Write out the data below in full, unchanged, minus the images.

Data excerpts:

■ ■ ■ ■ ■

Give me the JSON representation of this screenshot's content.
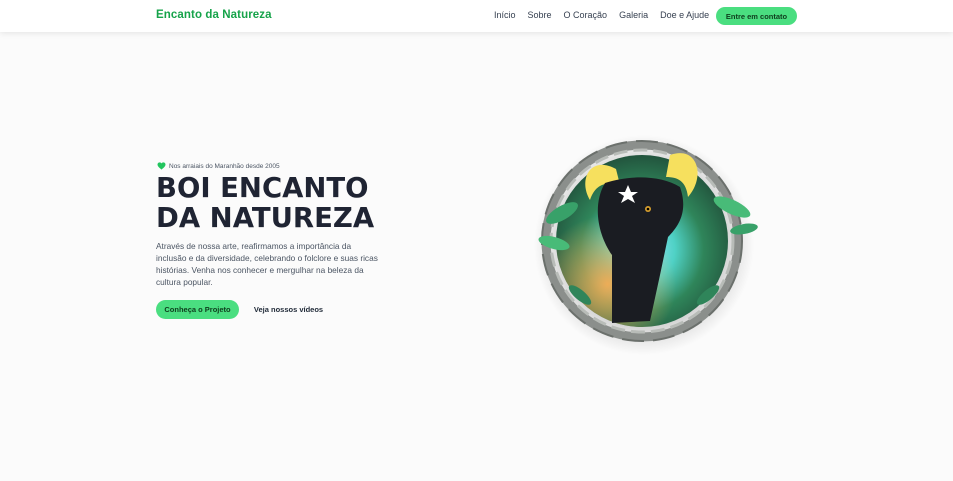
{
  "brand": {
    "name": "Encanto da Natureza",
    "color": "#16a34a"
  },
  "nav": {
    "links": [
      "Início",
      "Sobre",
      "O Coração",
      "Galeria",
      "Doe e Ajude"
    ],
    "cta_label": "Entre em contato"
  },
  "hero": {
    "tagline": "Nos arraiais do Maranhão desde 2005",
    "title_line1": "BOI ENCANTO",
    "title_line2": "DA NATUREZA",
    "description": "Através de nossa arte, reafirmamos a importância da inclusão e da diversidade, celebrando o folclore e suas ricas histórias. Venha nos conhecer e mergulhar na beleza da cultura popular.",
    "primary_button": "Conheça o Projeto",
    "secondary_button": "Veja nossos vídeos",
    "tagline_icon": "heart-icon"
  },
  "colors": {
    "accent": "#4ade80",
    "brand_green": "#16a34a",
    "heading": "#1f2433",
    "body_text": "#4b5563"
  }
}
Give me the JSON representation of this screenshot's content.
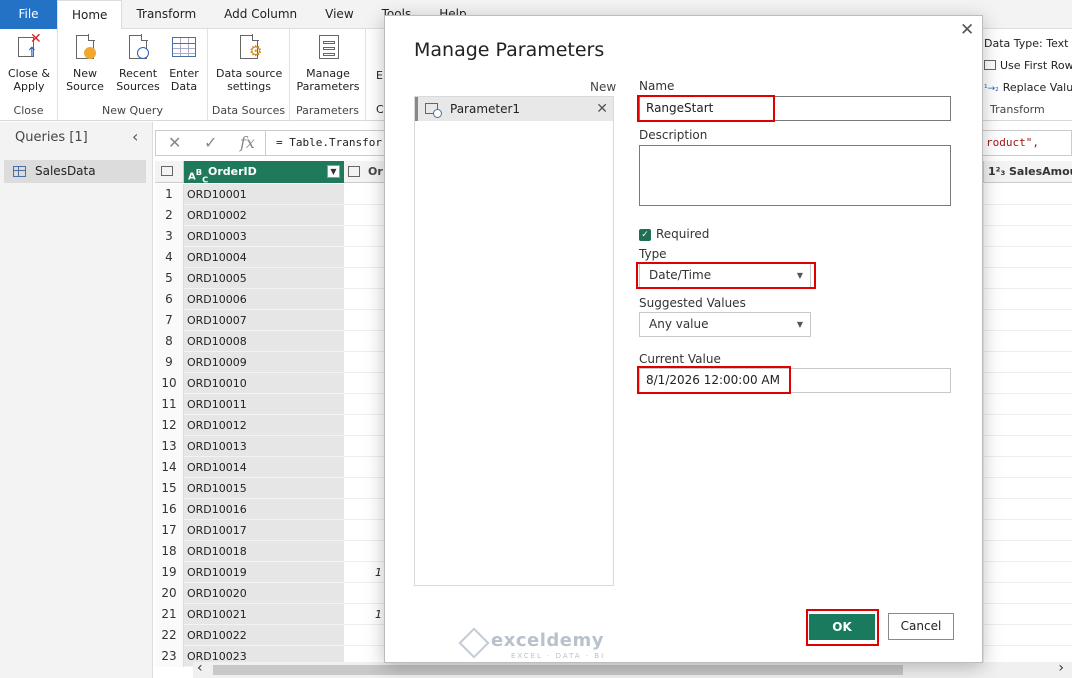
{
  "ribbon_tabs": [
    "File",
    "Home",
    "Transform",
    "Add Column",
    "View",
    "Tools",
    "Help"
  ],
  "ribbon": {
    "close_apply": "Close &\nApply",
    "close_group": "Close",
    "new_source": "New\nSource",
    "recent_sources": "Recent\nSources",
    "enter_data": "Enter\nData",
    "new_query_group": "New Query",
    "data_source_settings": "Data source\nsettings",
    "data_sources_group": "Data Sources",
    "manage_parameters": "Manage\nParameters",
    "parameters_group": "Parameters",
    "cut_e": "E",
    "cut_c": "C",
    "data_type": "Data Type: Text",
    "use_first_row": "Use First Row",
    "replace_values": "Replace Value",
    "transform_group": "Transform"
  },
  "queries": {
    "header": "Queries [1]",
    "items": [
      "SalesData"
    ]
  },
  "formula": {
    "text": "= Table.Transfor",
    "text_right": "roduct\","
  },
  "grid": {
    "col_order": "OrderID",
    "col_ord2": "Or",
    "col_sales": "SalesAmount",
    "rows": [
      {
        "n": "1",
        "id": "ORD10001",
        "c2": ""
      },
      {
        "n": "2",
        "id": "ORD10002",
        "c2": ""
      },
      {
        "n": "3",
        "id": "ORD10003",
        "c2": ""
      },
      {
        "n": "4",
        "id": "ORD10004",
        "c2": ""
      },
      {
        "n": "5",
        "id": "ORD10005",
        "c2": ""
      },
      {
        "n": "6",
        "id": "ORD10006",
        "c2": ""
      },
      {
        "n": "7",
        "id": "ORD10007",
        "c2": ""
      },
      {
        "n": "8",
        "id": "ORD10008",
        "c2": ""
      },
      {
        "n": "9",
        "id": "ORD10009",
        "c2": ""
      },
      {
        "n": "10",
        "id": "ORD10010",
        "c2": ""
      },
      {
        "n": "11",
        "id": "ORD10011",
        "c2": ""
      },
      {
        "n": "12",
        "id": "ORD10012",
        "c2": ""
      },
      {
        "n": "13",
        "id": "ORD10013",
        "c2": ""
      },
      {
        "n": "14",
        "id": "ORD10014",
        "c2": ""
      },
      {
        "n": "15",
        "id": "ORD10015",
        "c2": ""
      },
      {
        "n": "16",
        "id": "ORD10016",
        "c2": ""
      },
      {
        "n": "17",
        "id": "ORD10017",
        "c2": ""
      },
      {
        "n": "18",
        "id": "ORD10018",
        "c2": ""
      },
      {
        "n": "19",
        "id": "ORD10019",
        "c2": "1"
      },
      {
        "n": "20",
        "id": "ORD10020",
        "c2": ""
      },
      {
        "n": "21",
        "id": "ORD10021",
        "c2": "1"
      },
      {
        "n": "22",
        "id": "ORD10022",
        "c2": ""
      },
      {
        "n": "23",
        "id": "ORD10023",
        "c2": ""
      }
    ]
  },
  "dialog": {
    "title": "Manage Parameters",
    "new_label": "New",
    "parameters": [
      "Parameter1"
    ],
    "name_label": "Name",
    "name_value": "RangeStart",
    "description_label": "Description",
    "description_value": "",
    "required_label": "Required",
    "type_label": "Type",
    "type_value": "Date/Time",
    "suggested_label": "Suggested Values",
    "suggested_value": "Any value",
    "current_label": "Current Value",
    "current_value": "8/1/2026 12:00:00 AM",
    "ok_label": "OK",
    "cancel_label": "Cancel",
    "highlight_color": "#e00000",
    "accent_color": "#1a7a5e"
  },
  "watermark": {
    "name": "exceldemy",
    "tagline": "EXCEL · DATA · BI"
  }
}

■ ■ ■ ■ ■

(EXPECTED ANSWER)
Give me the JSON representation of this screenshot's content.
{
  "brand": {
    "name": "Encanto da Natureza",
    "color": "#16a34a"
  },
  "nav": {
    "links": [
      "Início",
      "Sobre",
      "O Coração",
      "Galeria",
      "Doe e Ajude"
    ],
    "cta_label": "Entre em contato"
  },
  "hero": {
    "tagline": "Nos arraiais do Maranhão desde 2005",
    "title_line1": "BOI ENCANTO",
    "title_line2": "DA NATUREZA",
    "description": "Através de nossa arte, reafirmamos a importância da inclusão e da diversidade, celebrando o folclore e suas ricas histórias. Venha nos conhecer e mergulhar na beleza da cultura popular.",
    "primary_button": "Conheça o Projeto",
    "secondary_button": "Veja nossos vídeos",
    "tagline_icon": "heart-icon"
  },
  "colors": {
    "accent": "#4ade80",
    "brand_green": "#16a34a",
    "heading": "#1f2433",
    "body_text": "#4b5563"
  }
}
Give me the JSON representation of this screenshot's content.
{
  "ribbon_tabs": [
    "File",
    "Home",
    "Transform",
    "Add Column",
    "View",
    "Tools",
    "Help"
  ],
  "ribbon": {
    "close_apply": "Close &\nApply",
    "close_group": "Close",
    "new_source": "New\nSource",
    "recent_sources": "Recent\nSources",
    "enter_data": "Enter\nData",
    "new_query_group": "New Query",
    "data_source_settings": "Data source\nsettings",
    "data_sources_group": "Data Sources",
    "manage_parameters": "Manage\nParameters",
    "parameters_group": "Parameters",
    "cut_e": "E",
    "cut_c": "C",
    "data_type": "Data Type: Text",
    "use_first_row": "Use First Row",
    "replace_values": "Replace Value",
    "transform_group": "Transform"
  },
  "queries": {
    "header": "Queries [1]",
    "items": [
      "SalesData"
    ]
  },
  "formula": {
    "text": "= Table.Transfor",
    "text_right": "roduct\","
  },
  "grid": {
    "col_order": "OrderID",
    "col_ord2": "Or",
    "col_sales": "SalesAmount",
    "rows": [
      {
        "n": "1",
        "id": "ORD10001",
        "c2": ""
      },
      {
        "n": "2",
        "id": "ORD10002",
        "c2": ""
      },
      {
        "n": "3",
        "id": "ORD10003",
        "c2": ""
      },
      {
        "n": "4",
        "id": "ORD10004",
        "c2": ""
      },
      {
        "n": "5",
        "id": "ORD10005",
        "c2": ""
      },
      {
        "n": "6",
        "id": "ORD10006",
        "c2": ""
      },
      {
        "n": "7",
        "id": "ORD10007",
        "c2": ""
      },
      {
        "n": "8",
        "id": "ORD10008",
        "c2": ""
      },
      {
        "n": "9",
        "id": "ORD10009",
        "c2": ""
      },
      {
        "n": "10",
        "id": "ORD10010",
        "c2": ""
      },
      {
        "n": "11",
        "id": "ORD10011",
        "c2": ""
      },
      {
        "n": "12",
        "id": "ORD10012",
        "c2": ""
      },
      {
        "n": "13",
        "id": "ORD10013",
        "c2": ""
      },
      {
        "n": "14",
        "id": "ORD10014",
        "c2": ""
      },
      {
        "n": "15",
        "id": "ORD10015",
        "c2": ""
      },
      {
        "n": "16",
        "id": "ORD10016",
        "c2": ""
      },
      {
        "n": "17",
        "id": "ORD10017",
        "c2": ""
      },
      {
        "n": "18",
        "id": "ORD10018",
        "c2": ""
      },
      {
        "n": "19",
        "id": "ORD10019",
        "c2": "1"
      },
      {
        "n": "20",
        "id": "ORD10020",
        "c2": ""
      },
      {
        "n": "21",
        "id": "ORD10021",
        "c2": "1"
      },
      {
        "n": "22",
        "id": "ORD10022",
        "c2": ""
      },
      {
        "n": "23",
        "id": "ORD10023",
        "c2": ""
      }
    ]
  },
  "dialog": {
    "title": "Manage Parameters",
    "new_label": "New",
    "parameters": [
      "Parameter1"
    ],
    "name_label": "Name",
    "name_value": "RangeStart",
    "description_label": "Description",
    "description_value": "",
    "required_label": "Required",
    "type_label": "Type",
    "type_value": "Date/Time",
    "suggested_label": "Suggested Values",
    "suggested_value": "Any value",
    "current_label": "Current Value",
    "current_value": "8/1/2026 12:00:00 AM",
    "ok_label": "OK",
    "cancel_label": "Cancel",
    "highlight_color": "#e00000",
    "accent_color": "#1a7a5e"
  },
  "watermark": {
    "name": "exceldemy",
    "tagline": "EXCEL · DATA · BI"
  }
}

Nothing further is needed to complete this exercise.